#### Goal:
In the listing below, count the lines containing the string "Date" and state only the number.

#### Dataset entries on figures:

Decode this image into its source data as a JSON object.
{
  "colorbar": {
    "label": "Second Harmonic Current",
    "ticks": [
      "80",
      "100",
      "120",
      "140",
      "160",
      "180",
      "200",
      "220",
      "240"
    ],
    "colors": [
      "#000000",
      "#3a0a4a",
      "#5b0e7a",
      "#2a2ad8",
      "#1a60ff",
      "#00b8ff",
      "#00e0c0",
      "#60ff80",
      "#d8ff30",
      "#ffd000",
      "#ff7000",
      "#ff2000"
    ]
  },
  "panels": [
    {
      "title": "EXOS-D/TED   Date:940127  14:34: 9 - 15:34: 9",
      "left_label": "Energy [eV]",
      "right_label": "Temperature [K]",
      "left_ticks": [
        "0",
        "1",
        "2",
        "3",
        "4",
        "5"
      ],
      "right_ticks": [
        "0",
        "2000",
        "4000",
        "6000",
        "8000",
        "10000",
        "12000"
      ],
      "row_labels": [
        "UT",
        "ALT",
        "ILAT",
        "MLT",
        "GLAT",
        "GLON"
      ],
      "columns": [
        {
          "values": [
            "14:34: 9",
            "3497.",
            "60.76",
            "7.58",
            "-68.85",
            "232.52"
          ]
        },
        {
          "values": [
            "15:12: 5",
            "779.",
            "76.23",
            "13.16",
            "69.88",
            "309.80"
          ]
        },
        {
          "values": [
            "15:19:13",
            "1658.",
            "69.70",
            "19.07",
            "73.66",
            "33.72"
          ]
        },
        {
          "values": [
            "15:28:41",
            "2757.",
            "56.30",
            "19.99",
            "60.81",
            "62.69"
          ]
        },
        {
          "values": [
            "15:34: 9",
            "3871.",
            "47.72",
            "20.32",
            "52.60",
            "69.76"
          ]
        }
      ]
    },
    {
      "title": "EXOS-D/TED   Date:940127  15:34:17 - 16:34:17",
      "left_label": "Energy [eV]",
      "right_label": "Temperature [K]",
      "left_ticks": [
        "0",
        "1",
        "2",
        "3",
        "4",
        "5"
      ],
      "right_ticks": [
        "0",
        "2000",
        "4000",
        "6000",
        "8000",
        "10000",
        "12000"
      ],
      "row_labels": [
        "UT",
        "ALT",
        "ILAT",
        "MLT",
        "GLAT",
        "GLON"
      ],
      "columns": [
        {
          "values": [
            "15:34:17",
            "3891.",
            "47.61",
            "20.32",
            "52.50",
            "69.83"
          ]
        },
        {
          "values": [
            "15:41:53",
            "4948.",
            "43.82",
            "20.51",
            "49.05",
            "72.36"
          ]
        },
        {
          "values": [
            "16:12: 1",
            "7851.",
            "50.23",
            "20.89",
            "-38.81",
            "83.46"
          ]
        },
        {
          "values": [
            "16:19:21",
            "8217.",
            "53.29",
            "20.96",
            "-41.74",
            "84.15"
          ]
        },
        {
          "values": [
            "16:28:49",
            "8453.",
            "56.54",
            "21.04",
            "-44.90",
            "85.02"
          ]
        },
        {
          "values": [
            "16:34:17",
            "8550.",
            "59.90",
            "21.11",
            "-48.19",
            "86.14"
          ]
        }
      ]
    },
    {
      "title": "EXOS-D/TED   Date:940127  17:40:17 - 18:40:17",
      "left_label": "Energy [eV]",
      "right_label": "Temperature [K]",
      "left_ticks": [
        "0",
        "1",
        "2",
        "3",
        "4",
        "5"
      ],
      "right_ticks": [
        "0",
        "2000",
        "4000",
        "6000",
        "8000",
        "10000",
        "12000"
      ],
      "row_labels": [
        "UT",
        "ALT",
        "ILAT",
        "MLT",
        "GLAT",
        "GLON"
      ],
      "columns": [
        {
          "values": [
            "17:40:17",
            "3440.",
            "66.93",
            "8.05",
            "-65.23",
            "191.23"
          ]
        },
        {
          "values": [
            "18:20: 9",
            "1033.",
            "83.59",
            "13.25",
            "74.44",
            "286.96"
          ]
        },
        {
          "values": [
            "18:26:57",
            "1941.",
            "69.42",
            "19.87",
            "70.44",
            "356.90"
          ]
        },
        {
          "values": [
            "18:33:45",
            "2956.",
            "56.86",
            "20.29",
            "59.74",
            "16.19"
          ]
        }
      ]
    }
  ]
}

#### Complete output:
3